**AIM A**
In the piece about the voter-registration tent, why was the writer worried as she approached the tent? Answer in one to three sentences.

**TEXT**
"""

By Brenda McFarlane / July 1, 2010
Have you seen the tent set up on the grass at Newport and Abbott with a bunch of scrawled signs along with one official sign reading: “Republicans Register Here”? I wouldn’t think of OB as a bastion of unregistered republican voters (despite one or two retailers who treat our town as just another exploitable resource)
I admit to being a bit frightened of die-hard — correction — all Republicans, so I was a bit worried about who was manning the tent as I approached. Each sign was crammed to the edges with hand written words and phrases competing urgently for attention. It turns out the sole visionary for the endeavor is Mike, a pleasant and energetic old-timer to OB who is passionate about convincing all US citizens to exercise their rights and responsibilities as voters.
He’s been by the sea wall for 10 days now chatting with anyone who wants to, writing signs for those who don’t, and trying to get voters to register.”Use it Our Lose it” he proclaims, and “If you’re too young to vote, make sure your parents are voting.” He has been getting registrations, maybe averaging about 20 a day, but sometime a lot more.
It’s clear that his favorite mission is to get the homeless and those who have served time for felonies to not only know they still have a constitutional right to vote but a civic duty to do so. One of his slogans is “Winner or Whiner”.
Mike clearly loves his job. He says to me with animation:
“You should see these guys…before I talk with them they’re walking like this…” Mike slumps his shoulders and shuffles his feet. “But, once they know they are legally allowed vote and they’ve registered with me, they walk like this…” now he shows me the walk transformed, chest puffed out and chin high. Mike sums this up with a smile and a tap to my arm “Registering makes them feel GOOD about themselves.”
He tells me about the Stagehand working the OB fair on Saturday who called over at Mike and said something like “It’s all good for people who can vote but I’m a convicted felon and have lost my right to vote forever. What about people like me?” This is the moment Mike lives for, the moment when he can give someone the good news that, despite previous wrong doings or the lack of a home, they remain full fledged citizens of the United States and have the right to vote, in California that is.

"""

**MATERIAL PROVIDED**
"""

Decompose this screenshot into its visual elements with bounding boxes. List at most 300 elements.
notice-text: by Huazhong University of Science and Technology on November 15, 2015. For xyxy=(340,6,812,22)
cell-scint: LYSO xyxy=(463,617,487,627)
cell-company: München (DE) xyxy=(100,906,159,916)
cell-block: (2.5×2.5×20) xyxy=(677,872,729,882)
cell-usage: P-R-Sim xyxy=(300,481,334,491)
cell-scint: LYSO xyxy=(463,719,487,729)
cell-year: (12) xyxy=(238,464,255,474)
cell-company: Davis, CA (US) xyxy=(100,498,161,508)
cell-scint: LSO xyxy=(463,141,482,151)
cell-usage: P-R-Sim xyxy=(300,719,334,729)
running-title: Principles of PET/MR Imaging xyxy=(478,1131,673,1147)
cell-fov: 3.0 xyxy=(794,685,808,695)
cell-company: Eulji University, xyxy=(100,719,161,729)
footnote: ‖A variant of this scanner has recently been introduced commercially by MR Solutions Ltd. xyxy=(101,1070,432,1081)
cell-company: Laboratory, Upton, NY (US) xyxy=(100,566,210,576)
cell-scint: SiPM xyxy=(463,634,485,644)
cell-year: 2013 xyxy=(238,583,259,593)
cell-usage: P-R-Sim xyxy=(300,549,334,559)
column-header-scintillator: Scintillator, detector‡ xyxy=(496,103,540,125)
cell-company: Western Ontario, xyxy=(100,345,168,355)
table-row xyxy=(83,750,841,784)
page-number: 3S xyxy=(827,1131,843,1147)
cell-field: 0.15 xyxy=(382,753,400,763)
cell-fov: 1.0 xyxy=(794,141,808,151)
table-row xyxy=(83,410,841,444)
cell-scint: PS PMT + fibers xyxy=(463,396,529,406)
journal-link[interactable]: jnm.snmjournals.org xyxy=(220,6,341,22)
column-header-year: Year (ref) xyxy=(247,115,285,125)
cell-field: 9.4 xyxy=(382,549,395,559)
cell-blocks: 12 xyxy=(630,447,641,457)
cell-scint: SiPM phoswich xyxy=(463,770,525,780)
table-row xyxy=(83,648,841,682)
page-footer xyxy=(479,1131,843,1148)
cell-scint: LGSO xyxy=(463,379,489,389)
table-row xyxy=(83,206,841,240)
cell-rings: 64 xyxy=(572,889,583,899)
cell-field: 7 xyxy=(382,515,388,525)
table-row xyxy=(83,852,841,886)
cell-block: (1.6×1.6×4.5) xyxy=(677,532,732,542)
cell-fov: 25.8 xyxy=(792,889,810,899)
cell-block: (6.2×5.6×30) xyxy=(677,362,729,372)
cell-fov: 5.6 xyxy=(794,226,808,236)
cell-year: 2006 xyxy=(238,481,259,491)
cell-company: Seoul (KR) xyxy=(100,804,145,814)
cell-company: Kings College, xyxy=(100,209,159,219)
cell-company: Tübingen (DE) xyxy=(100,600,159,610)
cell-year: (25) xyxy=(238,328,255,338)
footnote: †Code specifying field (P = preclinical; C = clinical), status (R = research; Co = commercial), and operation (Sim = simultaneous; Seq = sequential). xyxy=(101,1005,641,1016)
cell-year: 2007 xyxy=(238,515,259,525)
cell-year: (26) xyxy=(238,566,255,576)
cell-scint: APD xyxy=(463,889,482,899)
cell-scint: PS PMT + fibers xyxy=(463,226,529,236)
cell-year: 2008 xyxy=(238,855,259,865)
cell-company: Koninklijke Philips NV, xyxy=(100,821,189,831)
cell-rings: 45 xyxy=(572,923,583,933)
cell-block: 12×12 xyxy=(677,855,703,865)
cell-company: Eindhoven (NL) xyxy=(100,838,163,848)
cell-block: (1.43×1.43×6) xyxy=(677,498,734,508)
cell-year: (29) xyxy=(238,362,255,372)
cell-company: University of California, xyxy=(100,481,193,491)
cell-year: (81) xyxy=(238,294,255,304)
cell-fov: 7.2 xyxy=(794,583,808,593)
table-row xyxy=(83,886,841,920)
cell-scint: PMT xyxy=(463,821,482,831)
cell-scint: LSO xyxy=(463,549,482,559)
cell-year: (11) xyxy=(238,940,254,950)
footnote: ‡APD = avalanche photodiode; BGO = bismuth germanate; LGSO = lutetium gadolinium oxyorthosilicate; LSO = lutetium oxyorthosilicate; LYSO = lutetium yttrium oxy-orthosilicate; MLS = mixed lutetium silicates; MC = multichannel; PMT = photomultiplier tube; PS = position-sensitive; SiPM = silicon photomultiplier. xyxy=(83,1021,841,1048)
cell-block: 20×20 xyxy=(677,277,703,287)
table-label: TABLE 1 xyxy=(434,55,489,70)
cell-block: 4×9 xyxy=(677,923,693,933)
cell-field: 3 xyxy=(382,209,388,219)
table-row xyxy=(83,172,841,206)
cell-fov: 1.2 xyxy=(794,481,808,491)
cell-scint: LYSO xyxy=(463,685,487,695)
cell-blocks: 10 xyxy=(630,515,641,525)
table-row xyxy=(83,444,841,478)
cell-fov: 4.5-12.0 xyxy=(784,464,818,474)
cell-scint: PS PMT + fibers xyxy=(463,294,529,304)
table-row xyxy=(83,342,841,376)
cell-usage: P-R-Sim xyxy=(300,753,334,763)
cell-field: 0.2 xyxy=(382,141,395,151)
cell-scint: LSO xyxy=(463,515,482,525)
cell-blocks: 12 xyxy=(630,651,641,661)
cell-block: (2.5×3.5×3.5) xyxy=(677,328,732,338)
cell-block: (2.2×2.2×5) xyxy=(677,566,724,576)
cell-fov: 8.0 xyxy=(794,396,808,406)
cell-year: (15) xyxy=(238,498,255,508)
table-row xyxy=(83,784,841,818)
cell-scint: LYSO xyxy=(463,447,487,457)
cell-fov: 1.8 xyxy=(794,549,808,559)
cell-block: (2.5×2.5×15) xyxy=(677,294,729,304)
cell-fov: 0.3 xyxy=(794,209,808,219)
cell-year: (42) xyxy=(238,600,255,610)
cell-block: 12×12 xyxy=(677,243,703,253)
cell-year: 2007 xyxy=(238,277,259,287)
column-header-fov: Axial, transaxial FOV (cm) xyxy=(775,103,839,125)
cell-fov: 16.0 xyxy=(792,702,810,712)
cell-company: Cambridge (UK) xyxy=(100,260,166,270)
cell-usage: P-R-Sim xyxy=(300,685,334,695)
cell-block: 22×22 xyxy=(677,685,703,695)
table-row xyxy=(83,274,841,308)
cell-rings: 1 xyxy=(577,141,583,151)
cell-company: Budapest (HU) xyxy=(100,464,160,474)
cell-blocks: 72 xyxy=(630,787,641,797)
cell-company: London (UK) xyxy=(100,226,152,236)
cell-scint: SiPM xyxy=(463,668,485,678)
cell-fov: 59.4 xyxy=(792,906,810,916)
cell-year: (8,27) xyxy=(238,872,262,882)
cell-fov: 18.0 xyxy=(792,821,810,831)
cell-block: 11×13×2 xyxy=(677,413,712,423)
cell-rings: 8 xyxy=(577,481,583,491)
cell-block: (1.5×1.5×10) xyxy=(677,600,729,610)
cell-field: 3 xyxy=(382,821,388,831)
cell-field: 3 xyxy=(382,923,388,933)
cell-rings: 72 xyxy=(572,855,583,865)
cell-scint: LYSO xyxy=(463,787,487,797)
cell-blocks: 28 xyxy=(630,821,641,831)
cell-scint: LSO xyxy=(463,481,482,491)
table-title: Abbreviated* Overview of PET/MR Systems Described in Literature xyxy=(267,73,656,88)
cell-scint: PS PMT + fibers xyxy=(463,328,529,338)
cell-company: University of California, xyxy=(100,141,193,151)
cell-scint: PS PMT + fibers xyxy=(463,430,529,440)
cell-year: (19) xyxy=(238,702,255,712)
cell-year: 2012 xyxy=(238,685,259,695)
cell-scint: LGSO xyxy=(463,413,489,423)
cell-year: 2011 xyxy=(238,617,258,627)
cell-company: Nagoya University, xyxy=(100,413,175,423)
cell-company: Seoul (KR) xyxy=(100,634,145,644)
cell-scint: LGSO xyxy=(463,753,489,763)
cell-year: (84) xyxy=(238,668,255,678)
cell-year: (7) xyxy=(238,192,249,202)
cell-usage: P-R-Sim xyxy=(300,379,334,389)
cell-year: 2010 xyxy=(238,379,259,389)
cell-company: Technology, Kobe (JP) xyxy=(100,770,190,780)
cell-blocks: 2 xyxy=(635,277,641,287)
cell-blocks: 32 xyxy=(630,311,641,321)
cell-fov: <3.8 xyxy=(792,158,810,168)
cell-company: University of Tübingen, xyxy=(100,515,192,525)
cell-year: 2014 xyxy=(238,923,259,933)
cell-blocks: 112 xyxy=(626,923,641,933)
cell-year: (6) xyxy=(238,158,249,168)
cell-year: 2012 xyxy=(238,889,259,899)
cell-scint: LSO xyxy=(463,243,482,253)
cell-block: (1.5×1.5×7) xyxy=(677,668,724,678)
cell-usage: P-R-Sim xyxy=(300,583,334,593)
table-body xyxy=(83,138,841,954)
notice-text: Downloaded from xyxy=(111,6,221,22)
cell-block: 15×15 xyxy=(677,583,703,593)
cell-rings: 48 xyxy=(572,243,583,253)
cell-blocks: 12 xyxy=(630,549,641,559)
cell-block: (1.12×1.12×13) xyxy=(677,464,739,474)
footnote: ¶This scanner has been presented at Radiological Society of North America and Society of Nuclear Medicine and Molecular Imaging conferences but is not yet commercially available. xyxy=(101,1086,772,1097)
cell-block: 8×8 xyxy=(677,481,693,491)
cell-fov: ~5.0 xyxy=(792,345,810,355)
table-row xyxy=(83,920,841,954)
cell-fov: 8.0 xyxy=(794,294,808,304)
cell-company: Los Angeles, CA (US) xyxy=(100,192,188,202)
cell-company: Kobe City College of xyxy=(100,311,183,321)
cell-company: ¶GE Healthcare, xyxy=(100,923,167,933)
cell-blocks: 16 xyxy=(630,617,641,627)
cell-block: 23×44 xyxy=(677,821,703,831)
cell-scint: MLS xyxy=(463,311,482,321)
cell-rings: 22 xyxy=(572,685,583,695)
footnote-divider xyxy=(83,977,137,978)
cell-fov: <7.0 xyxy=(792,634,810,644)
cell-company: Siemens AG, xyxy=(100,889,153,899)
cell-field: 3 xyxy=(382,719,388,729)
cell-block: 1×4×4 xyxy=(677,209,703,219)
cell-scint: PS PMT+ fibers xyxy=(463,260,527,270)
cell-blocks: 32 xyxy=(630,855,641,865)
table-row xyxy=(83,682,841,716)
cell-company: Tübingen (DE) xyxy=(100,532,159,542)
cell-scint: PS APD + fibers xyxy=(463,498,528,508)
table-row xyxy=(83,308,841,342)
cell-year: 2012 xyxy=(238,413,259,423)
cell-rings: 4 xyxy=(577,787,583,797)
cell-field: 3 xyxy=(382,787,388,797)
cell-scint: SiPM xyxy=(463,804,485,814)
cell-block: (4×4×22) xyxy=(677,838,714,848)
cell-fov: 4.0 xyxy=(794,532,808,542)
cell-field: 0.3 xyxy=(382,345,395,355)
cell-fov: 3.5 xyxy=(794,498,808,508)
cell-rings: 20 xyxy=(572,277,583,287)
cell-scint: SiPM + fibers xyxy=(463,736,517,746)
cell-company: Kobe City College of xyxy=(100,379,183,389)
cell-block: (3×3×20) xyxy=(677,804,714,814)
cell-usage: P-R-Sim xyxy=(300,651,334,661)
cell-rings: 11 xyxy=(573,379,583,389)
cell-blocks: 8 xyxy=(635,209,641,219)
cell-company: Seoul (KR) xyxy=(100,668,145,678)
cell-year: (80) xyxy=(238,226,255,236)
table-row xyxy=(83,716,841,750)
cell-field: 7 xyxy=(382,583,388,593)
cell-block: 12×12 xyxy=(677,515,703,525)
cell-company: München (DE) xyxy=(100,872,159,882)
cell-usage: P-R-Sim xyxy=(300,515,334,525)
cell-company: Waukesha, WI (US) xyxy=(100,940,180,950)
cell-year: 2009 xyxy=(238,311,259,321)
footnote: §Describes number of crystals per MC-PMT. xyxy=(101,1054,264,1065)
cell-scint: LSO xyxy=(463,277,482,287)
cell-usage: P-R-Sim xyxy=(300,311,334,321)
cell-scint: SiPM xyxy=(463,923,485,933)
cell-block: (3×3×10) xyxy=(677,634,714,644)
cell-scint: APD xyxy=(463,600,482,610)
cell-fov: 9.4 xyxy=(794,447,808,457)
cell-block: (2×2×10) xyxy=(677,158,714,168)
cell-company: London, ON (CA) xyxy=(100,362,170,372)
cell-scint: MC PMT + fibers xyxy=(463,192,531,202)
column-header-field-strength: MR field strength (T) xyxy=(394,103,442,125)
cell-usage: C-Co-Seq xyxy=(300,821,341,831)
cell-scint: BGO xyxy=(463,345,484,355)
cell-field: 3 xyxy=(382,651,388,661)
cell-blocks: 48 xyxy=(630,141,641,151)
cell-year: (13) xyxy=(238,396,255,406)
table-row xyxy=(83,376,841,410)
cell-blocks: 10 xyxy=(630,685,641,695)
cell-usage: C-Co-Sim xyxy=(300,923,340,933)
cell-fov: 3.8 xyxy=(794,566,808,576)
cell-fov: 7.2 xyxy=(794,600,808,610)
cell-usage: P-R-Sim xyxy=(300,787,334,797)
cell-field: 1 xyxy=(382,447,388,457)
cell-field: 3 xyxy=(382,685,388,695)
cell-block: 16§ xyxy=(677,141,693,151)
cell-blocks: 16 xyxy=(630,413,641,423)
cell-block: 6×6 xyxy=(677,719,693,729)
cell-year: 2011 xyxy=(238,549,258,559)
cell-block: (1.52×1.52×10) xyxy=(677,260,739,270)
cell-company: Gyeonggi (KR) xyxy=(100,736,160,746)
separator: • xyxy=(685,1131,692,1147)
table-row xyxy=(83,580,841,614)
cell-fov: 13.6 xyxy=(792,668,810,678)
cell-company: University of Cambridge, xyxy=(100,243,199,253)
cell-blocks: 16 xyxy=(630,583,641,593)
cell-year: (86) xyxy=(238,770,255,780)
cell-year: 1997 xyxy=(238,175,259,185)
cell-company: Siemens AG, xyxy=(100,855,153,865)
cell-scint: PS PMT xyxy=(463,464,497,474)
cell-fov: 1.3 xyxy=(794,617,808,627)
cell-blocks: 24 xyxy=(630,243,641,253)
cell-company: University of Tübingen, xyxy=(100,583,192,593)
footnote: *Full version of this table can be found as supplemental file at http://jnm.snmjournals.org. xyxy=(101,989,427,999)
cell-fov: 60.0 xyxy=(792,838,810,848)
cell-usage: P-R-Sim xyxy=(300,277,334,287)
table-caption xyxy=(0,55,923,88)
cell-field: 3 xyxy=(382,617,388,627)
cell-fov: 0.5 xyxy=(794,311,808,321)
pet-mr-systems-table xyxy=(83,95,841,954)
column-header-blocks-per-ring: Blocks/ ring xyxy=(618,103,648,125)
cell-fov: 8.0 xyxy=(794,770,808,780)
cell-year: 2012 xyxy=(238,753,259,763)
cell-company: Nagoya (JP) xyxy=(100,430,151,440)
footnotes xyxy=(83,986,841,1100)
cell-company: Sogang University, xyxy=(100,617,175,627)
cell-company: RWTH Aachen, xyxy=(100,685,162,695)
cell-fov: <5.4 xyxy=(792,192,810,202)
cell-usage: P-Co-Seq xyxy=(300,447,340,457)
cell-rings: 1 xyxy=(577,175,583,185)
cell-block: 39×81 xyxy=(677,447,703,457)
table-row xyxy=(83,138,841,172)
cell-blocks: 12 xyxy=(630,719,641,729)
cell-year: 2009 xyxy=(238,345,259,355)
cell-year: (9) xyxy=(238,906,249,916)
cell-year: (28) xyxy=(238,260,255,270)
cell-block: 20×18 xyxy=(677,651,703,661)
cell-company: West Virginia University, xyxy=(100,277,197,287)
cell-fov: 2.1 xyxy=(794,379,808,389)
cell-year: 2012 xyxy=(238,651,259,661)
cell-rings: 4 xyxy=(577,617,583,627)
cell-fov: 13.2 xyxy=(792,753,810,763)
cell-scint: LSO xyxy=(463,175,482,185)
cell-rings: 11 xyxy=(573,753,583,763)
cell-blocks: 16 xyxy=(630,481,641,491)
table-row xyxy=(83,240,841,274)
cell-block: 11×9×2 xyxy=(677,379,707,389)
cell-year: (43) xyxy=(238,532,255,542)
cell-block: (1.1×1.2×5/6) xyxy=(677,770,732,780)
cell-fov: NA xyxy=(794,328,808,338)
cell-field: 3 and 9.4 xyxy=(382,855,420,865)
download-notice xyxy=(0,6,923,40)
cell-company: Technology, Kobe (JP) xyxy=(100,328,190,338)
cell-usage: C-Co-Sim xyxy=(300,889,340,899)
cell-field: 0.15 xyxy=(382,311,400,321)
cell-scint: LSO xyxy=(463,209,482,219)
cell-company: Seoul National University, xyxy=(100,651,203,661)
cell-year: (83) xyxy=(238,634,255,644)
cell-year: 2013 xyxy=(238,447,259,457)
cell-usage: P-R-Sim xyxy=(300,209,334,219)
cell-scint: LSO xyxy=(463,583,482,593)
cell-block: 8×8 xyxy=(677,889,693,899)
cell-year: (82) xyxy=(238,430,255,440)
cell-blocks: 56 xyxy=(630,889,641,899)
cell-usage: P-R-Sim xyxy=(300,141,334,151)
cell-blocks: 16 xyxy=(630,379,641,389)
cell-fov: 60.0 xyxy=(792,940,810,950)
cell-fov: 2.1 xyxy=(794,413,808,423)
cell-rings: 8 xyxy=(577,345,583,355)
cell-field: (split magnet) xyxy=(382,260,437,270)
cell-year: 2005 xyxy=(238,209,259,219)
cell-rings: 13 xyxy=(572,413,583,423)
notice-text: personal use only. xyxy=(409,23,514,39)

"""

**AIM B**
Echo the entries word for word, starting at their first line and stopping after the line that contains "column-header-year: Year (ref)".

**WORKED ANSWER A**
The tent had an official sign reading "Republicans Register Here," and she admits to being a bit frightened of all Republicans. That made her worried about who was manning it.

**WORKED ANSWER B**
Decompose this screenshot into its visual elements with bounding boxes. List at most 300 elements.
notice-text: by Huazhong University of Science and Technology on November 15, 2015. For xyxy=(340,6,812,22)
cell-scint: LYSO xyxy=(463,617,487,627)
cell-company: München (DE) xyxy=(100,906,159,916)
cell-block: (2.5×2.5×20) xyxy=(677,872,729,882)
cell-usage: P-R-Sim xyxy=(300,481,334,491)
cell-scint: LYSO xyxy=(463,719,487,729)
cell-year: (12) xyxy=(238,464,255,474)
cell-company: Davis, CA (US) xyxy=(100,498,161,508)
cell-scint: LSO xyxy=(463,141,482,151)
cell-usage: P-R-Sim xyxy=(300,719,334,729)
running-title: Principles of PET/MR Imaging xyxy=(478,1131,673,1147)
cell-fov: 3.0 xyxy=(794,685,808,695)
cell-company: Eulji University, xyxy=(100,719,161,729)
footnote: ‖A variant of this scanner has recently been introduced commercially by MR Solutions Ltd. xyxy=(101,1070,432,1081)
cell-company: Laboratory, Upton, NY (US) xyxy=(100,566,210,576)
cell-scint: SiPM xyxy=(463,634,485,644)
cell-year: 2013 xyxy=(238,583,259,593)
cell-usage: P-R-Sim xyxy=(300,549,334,559)
column-header-scintillator: Scintillator, detector‡ xyxy=(496,103,540,125)
cell-company: Western Ontario, xyxy=(100,345,168,355)
table-row xyxy=(83,750,841,784)
page-number: 3S xyxy=(827,1131,843,1147)
cell-field: 0.15 xyxy=(382,753,400,763)
cell-fov: 1.0 xyxy=(794,141,808,151)
table-row xyxy=(83,410,841,444)
cell-scint: PS PMT + fibers xyxy=(463,396,529,406)
journal-link[interactable]: jnm.snmjournals.org xyxy=(220,6,341,22)
column-header-year: Year (ref) xyxy=(247,115,285,125)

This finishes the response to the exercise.